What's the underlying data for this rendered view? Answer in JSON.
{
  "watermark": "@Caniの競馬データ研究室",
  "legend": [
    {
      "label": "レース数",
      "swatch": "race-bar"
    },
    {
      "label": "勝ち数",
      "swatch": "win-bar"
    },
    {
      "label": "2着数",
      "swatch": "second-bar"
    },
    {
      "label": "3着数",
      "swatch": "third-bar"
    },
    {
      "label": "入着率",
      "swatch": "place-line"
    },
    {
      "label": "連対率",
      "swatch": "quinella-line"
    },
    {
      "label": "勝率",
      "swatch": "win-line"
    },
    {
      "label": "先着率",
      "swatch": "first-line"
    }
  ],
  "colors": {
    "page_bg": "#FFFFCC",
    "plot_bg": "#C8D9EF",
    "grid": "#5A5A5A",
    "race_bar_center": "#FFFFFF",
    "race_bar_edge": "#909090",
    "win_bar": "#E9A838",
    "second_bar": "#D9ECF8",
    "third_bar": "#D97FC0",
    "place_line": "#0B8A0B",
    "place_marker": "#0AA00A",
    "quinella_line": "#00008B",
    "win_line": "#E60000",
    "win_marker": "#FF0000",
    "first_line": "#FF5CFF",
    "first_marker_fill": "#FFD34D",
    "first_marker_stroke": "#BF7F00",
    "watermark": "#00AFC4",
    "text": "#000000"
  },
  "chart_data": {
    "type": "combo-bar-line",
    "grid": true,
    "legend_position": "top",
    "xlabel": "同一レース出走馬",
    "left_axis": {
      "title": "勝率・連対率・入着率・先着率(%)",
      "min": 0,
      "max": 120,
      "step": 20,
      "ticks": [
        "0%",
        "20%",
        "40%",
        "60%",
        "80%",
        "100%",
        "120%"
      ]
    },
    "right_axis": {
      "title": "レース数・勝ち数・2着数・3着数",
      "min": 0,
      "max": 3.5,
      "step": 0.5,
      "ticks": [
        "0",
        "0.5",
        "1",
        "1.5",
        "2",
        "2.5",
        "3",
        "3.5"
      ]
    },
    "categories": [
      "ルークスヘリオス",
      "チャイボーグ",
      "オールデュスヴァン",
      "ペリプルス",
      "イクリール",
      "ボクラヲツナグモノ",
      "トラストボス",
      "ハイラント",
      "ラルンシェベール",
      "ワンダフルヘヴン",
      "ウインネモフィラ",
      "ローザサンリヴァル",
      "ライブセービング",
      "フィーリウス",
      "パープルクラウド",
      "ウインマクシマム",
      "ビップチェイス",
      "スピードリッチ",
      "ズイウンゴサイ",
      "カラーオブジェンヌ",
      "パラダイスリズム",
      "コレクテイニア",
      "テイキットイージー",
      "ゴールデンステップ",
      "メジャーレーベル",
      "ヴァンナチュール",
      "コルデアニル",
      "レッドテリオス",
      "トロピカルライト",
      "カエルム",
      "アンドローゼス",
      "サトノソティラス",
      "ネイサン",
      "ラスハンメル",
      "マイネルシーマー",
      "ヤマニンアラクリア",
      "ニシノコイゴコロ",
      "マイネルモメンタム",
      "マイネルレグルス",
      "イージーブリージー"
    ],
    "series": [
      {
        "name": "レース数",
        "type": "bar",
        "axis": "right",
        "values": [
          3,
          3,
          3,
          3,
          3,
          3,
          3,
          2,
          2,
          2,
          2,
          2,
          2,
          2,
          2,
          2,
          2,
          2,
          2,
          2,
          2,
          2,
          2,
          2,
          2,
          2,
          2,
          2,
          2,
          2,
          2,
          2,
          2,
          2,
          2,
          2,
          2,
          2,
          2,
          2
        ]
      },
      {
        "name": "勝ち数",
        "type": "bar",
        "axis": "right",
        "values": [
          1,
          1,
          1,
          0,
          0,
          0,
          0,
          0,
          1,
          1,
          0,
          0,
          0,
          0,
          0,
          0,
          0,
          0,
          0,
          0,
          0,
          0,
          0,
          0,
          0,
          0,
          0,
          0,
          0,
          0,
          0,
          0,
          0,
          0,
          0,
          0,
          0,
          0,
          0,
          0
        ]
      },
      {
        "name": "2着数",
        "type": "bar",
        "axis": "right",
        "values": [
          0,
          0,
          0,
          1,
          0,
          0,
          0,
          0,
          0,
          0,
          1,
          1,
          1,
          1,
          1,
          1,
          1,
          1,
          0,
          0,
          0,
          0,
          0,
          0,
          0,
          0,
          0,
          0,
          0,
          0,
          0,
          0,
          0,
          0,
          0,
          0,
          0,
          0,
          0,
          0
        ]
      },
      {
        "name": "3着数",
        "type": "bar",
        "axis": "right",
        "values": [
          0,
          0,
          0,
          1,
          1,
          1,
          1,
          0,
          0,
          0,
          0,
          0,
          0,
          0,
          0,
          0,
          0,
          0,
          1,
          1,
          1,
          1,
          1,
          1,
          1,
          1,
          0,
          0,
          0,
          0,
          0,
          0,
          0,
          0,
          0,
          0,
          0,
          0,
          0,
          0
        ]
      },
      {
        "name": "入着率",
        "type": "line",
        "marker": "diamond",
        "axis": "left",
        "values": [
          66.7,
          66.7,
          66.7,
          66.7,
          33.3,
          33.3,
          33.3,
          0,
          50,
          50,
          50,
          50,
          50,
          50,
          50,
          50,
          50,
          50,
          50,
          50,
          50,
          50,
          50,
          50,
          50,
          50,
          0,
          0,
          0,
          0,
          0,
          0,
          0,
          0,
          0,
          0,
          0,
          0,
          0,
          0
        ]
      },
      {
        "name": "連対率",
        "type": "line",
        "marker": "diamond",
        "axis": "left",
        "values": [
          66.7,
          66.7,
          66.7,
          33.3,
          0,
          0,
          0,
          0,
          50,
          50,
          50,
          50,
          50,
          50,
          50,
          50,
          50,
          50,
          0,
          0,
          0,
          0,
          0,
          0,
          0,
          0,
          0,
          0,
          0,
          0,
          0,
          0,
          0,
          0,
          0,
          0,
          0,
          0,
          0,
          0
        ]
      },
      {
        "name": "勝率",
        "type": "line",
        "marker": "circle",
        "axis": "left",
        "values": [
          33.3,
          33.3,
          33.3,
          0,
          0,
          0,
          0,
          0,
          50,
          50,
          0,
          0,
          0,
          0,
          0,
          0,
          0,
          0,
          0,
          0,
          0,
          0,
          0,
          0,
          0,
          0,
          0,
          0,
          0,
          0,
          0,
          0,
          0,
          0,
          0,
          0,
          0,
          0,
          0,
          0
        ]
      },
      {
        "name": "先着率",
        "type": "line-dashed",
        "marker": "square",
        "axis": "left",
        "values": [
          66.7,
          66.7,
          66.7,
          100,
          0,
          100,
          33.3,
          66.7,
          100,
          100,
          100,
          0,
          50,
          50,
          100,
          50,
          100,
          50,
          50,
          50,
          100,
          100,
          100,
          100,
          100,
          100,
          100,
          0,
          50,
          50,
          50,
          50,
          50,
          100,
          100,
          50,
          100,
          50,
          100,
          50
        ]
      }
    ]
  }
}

┄┄┄┄┄┄┄┄┄┄┄┄┄┄┄┄┄┄┄┄

◆ What you have to do: Your task is to repeat the data exactly, with nothing left out.

◆ Written solution:
What's the underlying data for this rendered view? Answer in JSON.
{
  "watermark": "@Caniの競馬データ研究室",
  "legend": [
    {
      "label": "レース数",
      "swatch": "race-bar"
    },
    {
      "label": "勝ち数",
      "swatch": "win-bar"
    },
    {
      "label": "2着数",
      "swatch": "second-bar"
    },
    {
      "label": "3着数",
      "swatch": "third-bar"
    },
    {
      "label": "入着率",
      "swatch": "place-line"
    },
    {
      "label": "連対率",
      "swatch": "quinella-line"
    },
    {
      "label": "勝率",
      "swatch": "win-line"
    },
    {
      "label": "先着率",
      "swatch": "first-line"
    }
  ],
  "colors": {
    "page_bg": "#FFFFCC",
    "plot_bg": "#C8D9EF",
    "grid": "#5A5A5A",
    "race_bar_center": "#FFFFFF",
    "race_bar_edge": "#909090",
    "win_bar": "#E9A838",
    "second_bar": "#D9ECF8",
    "third_bar": "#D97FC0",
    "place_line": "#0B8A0B",
    "place_marker": "#0AA00A",
    "quinella_line": "#00008B",
    "win_line": "#E60000",
    "win_marker": "#FF0000",
    "first_line": "#FF5CFF",
    "first_marker_fill": "#FFD34D",
    "first_marker_stroke": "#BF7F00",
    "watermark": "#00AFC4",
    "text": "#000000"
  },
  "chart_data": {
    "type": "combo-bar-line",
    "grid": true,
    "legend_position": "top",
    "xlabel": "同一レース出走馬",
    "left_axis": {
      "title": "勝率・連対率・入着率・先着率(%)",
      "min": 0,
      "max": 120,
      "step": 20,
      "ticks": [
        "0%",
        "20%",
        "40%",
        "60%",
        "80%",
        "100%",
        "120%"
      ]
    },
    "right_axis": {
      "title": "レース数・勝ち数・2着数・3着数",
      "min": 0,
      "max": 3.5,
      "step": 0.5,
      "ticks": [
        "0",
        "0.5",
        "1",
        "1.5",
        "2",
        "2.5",
        "3",
        "3.5"
      ]
    },
    "categories": [
      "ルークスヘリオス",
      "チャイボーグ",
      "オールデュスヴァン",
      "ペリプルス",
      "イクリール",
      "ボクラヲツナグモノ",
      "トラストボス",
      "ハイラント",
      "ラルンシェベール",
      "ワンダフルヘヴン",
      "ウインネモフィラ",
      "ローザサンリヴァル",
      "ライブセービング",
      "フィーリウス",
      "パープルクラウド",
      "ウインマクシマム",
      "ビップチェイス",
      "スピードリッチ",
      "ズイウンゴサイ",
      "カラーオブジェンヌ",
      "パラダイスリズム",
      "コレクテイニア",
      "テイキットイージー",
      "ゴールデンステップ",
      "メジャーレーベル",
      "ヴァンナチュール",
      "コルデアニル",
      "レッドテリオス",
      "トロピカルライト",
      "カエルム",
      "アンドローゼス",
      "サトノソティラス",
      "ネイサン",
      "ラスハンメル",
      "マイネルシーマー",
      "ヤマニンアラクリア",
      "ニシノコイゴコロ",
      "マイネルモメンタム",
      "マイネルレグルス",
      "イージーブリージー"
    ],
    "series": [
      {
        "name": "レース数",
        "type": "bar",
        "axis": "right",
        "values": [
          3,
          3,
          3,
          3,
          3,
          3,
          3,
          2,
          2,
          2,
          2,
          2,
          2,
          2,
          2,
          2,
          2,
          2,
          2,
          2,
          2,
          2,
          2,
          2,
          2,
          2,
          2,
          2,
          2,
          2,
          2,
          2,
          2,
          2,
          2,
          2,
          2,
          2,
          2,
          2
        ]
      },
      {
        "name": "勝ち数",
        "type": "bar",
        "axis": "right",
        "values": [
          1,
          1,
          1,
          0,
          0,
          0,
          0,
          0,
          1,
          1,
          0,
          0,
          0,
          0,
          0,
          0,
          0,
          0,
          0,
          0,
          0,
          0,
          0,
          0,
          0,
          0,
          0,
          0,
          0,
          0,
          0,
          0,
          0,
          0,
          0,
          0,
          0,
          0,
          0,
          0
        ]
      },
      {
        "name": "2着数",
        "type": "bar",
        "axis": "right",
        "values": [
          0,
          0,
          0,
          1,
          0,
          0,
          0,
          0,
          0,
          0,
          1,
          1,
          1,
          1,
          1,
          1,
          1,
          1,
          0,
          0,
          0,
          0,
          0,
          0,
          0,
          0,
          0,
          0,
          0,
          0,
          0,
          0,
          0,
          0,
          0,
          0,
          0,
          0,
          0,
          0
        ]
      },
      {
        "name": "3着数",
        "type": "bar",
        "axis": "right",
        "values": [
          0,
          0,
          0,
          1,
          1,
          1,
          1,
          0,
          0,
          0,
          0,
          0,
          0,
          0,
          0,
          0,
          0,
          0,
          1,
          1,
          1,
          1,
          1,
          1,
          1,
          1,
          0,
          0,
          0,
          0,
          0,
          0,
          0,
          0,
          0,
          0,
          0,
          0,
          0,
          0
        ]
      },
      {
        "name": "入着率",
        "type": "line",
        "marker": "diamond",
        "axis": "left",
        "values": [
          66.7,
          66.7,
          66.7,
          66.7,
          33.3,
          33.3,
          33.3,
          0,
          50,
          50,
          50,
          50,
          50,
          50,
          50,
          50,
          50,
          50,
          50,
          50,
          50,
          50,
          50,
          50,
          50,
          50,
          0,
          0,
          0,
          0,
          0,
          0,
          0,
          0,
          0,
          0,
          0,
          0,
          0,
          0
        ]
      },
      {
        "name": "連対率",
        "type": "line",
        "marker": "diamond",
        "axis": "left",
        "values": [
          66.7,
          66.7,
          66.7,
          33.3,
          0,
          0,
          0,
          0,
          50,
          50,
          50,
          50,
          50,
          50,
          50,
          50,
          50,
          50,
          0,
          0,
          0,
          0,
          0,
          0,
          0,
          0,
          0,
          0,
          0,
          0,
          0,
          0,
          0,
          0,
          0,
          0,
          0,
          0,
          0,
          0
        ]
      },
      {
        "name": "勝率",
        "type": "line",
        "marker": "circle",
        "axis": "left",
        "values": [
          33.3,
          33.3,
          33.3,
          0,
          0,
          0,
          0,
          0,
          50,
          50,
          0,
          0,
          0,
          0,
          0,
          0,
          0,
          0,
          0,
          0,
          0,
          0,
          0,
          0,
          0,
          0,
          0,
          0,
          0,
          0,
          0,
          0,
          0,
          0,
          0,
          0,
          0,
          0,
          0,
          0
        ]
      },
      {
        "name": "先着率",
        "type": "line-dashed",
        "marker": "square",
        "axis": "left",
        "values": [
          66.7,
          66.7,
          66.7,
          100,
          0,
          100,
          33.3,
          66.7,
          100,
          100,
          100,
          0,
          50,
          50,
          100,
          50,
          100,
          50,
          50,
          50,
          100,
          100,
          100,
          100,
          100,
          100,
          100,
          0,
          50,
          50,
          50,
          50,
          50,
          100,
          100,
          50,
          100,
          50,
          100,
          50
        ]
      }
    ]
  }
}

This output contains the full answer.